[Data items]
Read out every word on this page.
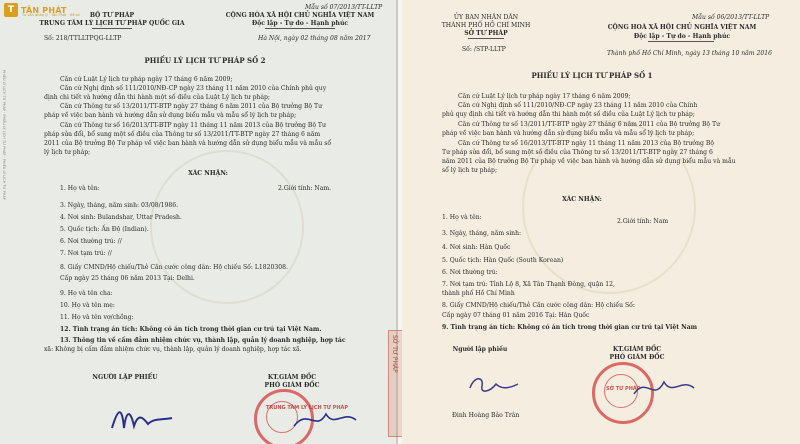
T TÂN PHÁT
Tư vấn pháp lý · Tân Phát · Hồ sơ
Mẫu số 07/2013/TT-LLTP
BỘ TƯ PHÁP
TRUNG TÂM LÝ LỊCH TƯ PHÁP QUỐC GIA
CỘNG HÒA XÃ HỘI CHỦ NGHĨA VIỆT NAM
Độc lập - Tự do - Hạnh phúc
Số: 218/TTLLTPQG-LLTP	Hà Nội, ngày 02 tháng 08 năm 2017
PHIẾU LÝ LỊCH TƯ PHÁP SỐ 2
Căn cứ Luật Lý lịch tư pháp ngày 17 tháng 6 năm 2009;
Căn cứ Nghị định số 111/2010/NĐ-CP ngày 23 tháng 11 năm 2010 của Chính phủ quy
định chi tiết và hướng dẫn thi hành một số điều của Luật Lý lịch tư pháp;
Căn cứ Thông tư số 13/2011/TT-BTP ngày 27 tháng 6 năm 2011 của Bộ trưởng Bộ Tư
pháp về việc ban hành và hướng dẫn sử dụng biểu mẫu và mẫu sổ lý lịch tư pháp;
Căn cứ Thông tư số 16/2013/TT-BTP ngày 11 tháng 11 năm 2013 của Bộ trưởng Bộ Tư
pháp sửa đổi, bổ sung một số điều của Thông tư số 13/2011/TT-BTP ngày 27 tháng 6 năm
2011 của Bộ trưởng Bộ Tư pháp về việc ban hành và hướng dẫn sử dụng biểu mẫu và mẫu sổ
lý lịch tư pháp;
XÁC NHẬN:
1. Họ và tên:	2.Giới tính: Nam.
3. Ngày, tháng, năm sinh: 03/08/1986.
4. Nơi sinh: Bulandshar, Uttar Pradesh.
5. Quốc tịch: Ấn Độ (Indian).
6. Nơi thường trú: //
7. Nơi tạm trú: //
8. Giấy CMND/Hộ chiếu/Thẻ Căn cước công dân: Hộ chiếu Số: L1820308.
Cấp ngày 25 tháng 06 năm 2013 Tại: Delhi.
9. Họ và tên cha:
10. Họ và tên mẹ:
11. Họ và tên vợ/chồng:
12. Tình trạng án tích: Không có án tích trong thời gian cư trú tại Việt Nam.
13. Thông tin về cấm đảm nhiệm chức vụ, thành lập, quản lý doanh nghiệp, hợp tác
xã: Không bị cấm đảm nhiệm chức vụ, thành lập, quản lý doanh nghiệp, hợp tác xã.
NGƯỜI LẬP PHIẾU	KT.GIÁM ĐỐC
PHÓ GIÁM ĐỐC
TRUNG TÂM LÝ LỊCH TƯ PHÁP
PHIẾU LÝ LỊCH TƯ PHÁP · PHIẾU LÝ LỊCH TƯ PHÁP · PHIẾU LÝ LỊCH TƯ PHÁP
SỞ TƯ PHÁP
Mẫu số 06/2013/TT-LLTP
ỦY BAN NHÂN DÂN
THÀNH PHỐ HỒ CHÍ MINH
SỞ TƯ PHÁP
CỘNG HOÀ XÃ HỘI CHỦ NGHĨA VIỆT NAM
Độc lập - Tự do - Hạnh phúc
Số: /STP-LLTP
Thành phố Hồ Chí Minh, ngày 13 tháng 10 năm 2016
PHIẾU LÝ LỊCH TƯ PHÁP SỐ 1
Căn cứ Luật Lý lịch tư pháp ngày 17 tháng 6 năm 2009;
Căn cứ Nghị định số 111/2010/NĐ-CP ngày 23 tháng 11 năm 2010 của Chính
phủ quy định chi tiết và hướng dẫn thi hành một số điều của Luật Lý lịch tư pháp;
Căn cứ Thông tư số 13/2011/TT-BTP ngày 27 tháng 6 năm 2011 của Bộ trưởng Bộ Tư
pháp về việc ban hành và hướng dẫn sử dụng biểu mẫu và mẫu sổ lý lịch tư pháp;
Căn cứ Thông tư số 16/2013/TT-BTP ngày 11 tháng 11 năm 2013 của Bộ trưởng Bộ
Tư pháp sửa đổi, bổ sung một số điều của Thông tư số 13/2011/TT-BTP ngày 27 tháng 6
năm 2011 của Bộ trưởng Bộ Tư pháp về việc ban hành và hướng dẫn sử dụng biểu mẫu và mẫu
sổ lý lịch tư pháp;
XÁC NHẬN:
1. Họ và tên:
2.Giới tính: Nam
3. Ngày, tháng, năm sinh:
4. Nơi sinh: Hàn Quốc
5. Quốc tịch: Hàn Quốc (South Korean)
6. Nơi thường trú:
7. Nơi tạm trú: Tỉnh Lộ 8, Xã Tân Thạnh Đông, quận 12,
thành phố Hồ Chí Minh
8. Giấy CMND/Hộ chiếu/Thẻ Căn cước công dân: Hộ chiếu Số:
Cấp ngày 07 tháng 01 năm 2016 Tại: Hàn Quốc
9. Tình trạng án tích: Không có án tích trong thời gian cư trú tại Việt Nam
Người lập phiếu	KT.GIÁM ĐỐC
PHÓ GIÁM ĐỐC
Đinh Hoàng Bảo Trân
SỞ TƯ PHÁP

* * *

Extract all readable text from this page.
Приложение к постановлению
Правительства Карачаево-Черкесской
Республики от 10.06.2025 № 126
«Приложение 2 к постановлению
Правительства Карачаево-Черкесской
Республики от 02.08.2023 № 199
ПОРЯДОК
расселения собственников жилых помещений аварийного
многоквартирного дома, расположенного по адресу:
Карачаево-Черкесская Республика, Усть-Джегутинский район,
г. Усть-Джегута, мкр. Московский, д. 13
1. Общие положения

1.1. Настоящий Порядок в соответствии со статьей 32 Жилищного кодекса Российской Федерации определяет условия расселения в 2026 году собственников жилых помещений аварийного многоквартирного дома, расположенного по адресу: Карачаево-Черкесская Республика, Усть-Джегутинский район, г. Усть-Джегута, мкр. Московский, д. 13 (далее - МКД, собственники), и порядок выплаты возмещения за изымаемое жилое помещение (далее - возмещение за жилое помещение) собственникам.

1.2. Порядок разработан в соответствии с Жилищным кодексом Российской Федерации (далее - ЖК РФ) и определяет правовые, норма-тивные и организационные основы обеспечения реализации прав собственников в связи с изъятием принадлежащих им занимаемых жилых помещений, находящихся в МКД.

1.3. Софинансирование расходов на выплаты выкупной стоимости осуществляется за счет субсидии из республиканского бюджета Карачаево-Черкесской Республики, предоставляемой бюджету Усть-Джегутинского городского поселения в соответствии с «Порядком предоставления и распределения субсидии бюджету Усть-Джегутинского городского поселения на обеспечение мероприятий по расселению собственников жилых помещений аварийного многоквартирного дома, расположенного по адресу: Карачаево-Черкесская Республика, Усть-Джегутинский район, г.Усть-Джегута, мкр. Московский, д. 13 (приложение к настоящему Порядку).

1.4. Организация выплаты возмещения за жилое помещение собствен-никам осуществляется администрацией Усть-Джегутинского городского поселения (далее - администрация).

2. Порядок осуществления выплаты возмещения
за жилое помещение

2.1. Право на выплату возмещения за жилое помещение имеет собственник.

** Task to complete **
Of the lines in the material, how many hold the word "tích"? Reply with the number only.

** Exercise output **
2